Data records
* * * * * * * * *

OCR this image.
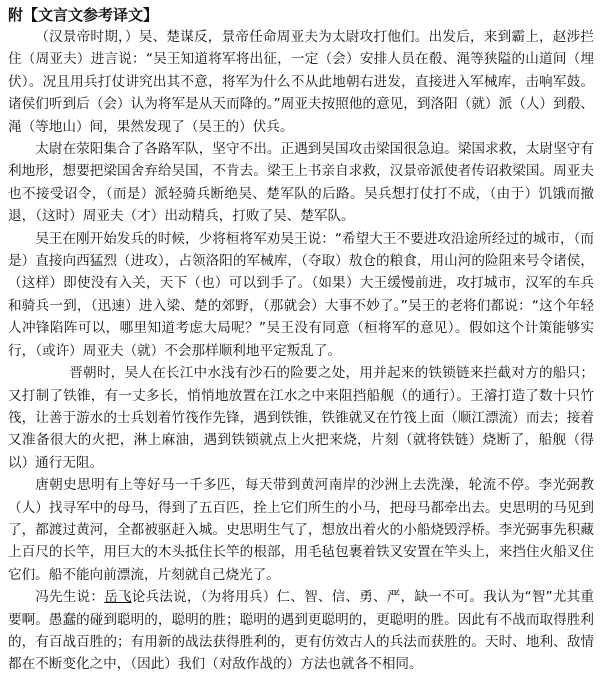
附【文言文参考译文】

（汉景帝时期，）吴、楚谋反，景帝任命周亚夫为太尉攻打他们。出发后，来到霸上，赵涉拦住（周亚夫）进言说：“吴王知道将军将出征，一定（会）安排人员在殽、渑等狭隘的山道间（埋伏）。况且用兵打仗讲究出其不意，将军为什么不从此地朝右进发，直接进入军械库，击响军鼓。诸侯们听到后（会）认为将军是从天而降的。”周亚夫按照他的意见，到洛阳（就）派（人）到殽、渑（等地山）间，果然发现了（吴王的）伏兵。

太尉在荥阳集合了各路军队，坚守不出。正遇到吴国攻击梁国很急迫。梁国求救，太尉坚守有利地形，想要把梁国舍弃给吴国，不肯去。梁王上书亲自求救，汉景帝派使者传诏救梁国。周亚夫也不接受诏令，（而是）派轻骑兵断绝吴、楚军队的后路。吴兵想打仗打不成，（由于）饥饿而撤退，（这时）周亚夫（才）出动精兵，打败了吴、楚军队。

吴王在刚开始发兵的时候，少将桓将军劝吴王说：“希望大王不要进攻沿途所经过的城市，（而是）直接向西猛烈（进攻），占领洛阳的军械库，（夺取）敖仓的粮食，用山河的险阻来号令诸侯，（这样）即使没有入关，天下（也）可以到手了。（如果）大王缓慢前进，攻打城市，汉军的车兵和骑兵一到，（迅速）进入梁、楚的郊野，（那就会）大事不妙了。”吴王的老将们都说：“这个年轻人冲锋陷阵可以，哪里知道考虑大局呢？”吴王没有同意（桓将军的意见）。假如这个计策能够实行，（或许）周亚夫（就）不会那样顺利地平定叛乱了。

晋朝时，吴人在长江中水浅有沙石的险要之处，用并起来的铁锁链来拦截对方的船只；又打制了铁锥，有一丈多长，悄悄地放置在江水之中来阻挡船舰（的通行）。王濬打造了数十只竹筏，让善于游水的士兵划着竹筏作先锋，遇到铁锥，铁锥就叉在竹筏上面（顺江漂流）而去；接着又准备很大的火把，淋上麻油，遇到铁锁就点上火把来烧，片刻（就将铁链）烧断了，船舰（得以）通行无阻。

唐朝史思明有上等好马一千多匹，每天带到黄河南岸的沙洲上去洗澡，轮流不停。李光弼教（人）找寻军中的母马，得到了五百匹，拴上它们所生的小马，把母马都牵出去。史思明的马见到了，都渡过黄河，全都被驱赶入城。史思明生气了，想放出着火的小船烧毁浮桥。李光弼事先积藏上百尺的长竿，用巨大的木头抵住长竿的根部，用毛毡包裹着铁叉安置在竿头上，来挡住火船叉住它们。船不能向前漂流，片刻就自己烧光了。

冯先生说：岳飞论兵法说，（为将用兵）仁、智、信、勇、严，缺一不可。我认为“智”尤其重要啊。愚蠢的碰到聪明的，聪明的胜；聪明的遇到更聪明的，更聪明的胜。因此有不战而取得胜利的，有百战百胜的；有用新的战法获得胜利的，更有仿效古人的兵法而获胜的。天时、地利、敌情都在不断变化之中，（因此）我们（对敌作战的）方法也就各不相同。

* * * * * * * * *

Print each line of the material above exactly, with the pictures removed from your copy.

OUTPUT FOR THIS TASK:
OCR this image.
附【文言文参考译文】

（汉景帝时期，）吴、楚谋反，景帝任命周亚夫为太尉攻打他们。出发后，来到霸上，赵涉拦住（周亚夫）进言说：“吴王知道将军将出征，一定（会）安排人员在殽、渑等狭隘的山道间（埋伏）。况且用兵打仗讲究出其不意，将军为什么不从此地朝右进发，直接进入军械库，击响军鼓。诸侯们听到后（会）认为将军是从天而降的。”周亚夫按照他的意见，到洛阳（就）派（人）到殽、渑（等地山）间，果然发现了（吴王的）伏兵。

太尉在荥阳集合了各路军队，坚守不出。正遇到吴国攻击梁国很急迫。梁国求救，太尉坚守有利地形，想要把梁国舍弃给吴国，不肯去。梁王上书亲自求救，汉景帝派使者传诏救梁国。周亚夫也不接受诏令，（而是）派轻骑兵断绝吴、楚军队的后路。吴兵想打仗打不成，（由于）饥饿而撤退，（这时）周亚夫（才）出动精兵，打败了吴、楚军队。

吴王在刚开始发兵的时候，少将桓将军劝吴王说：“希望大王不要进攻沿途所经过的城市，（而是）直接向西猛烈（进攻），占领洛阳的军械库，（夺取）敖仓的粮食，用山河的险阻来号令诸侯，（这样）即使没有入关，天下（也）可以到手了。（如果）大王缓慢前进，攻打城市，汉军的车兵和骑兵一到，（迅速）进入梁、楚的郊野，（那就会）大事不妙了。”吴王的老将们都说：“这个年轻人冲锋陷阵可以，哪里知道考虑大局呢？”吴王没有同意（桓将军的意见）。假如这个计策能够实行，（或许）周亚夫（就）不会那样顺利地平定叛乱了。

晋朝时，吴人在长江中水浅有沙石的险要之处，用并起来的铁锁链来拦截对方的船只；又打制了铁锥，有一丈多长，悄悄地放置在江水之中来阻挡船舰（的通行）。王濬打造了数十只竹筏，让善于游水的士兵划着竹筏作先锋，遇到铁锥，铁锥就叉在竹筏上面（顺江漂流）而去；接着又准备很大的火把，淋上麻油，遇到铁锁就点上火把来烧，片刻（就将铁链）烧断了，船舰（得以）通行无阻。

唐朝史思明有上等好马一千多匹，每天带到黄河南岸的沙洲上去洗澡，轮流不停。李光弼教（人）找寻军中的母马，得到了五百匹，拴上它们所生的小马，把母马都牵出去。史思明的马见到了，都渡过黄河，全都被驱赶入城。史思明生气了，想放出着火的小船烧毁浮桥。李光弼事先积藏上百尺的长竿，用巨大的木头抵住长竿的根部，用毛毡包裹着铁叉安置在竿头上，来挡住火船叉住它们。船不能向前漂流，片刻就自己烧光了。

冯先生说：岳飞论兵法说，（为将用兵）仁、智、信、勇、严，缺一不可。我认为“智”尤其重要啊。愚蠢的碰到聪明的，聪明的胜；聪明的遇到更聪明的，更聪明的胜。因此有不战而取得胜利的，有百战百胜的；有用新的战法获得胜利的，更有仿效古人的兵法而获胜的。天时、地利、敌情都在不断变化之中，（因此）我们（对敌作战的）方法也就各不相同。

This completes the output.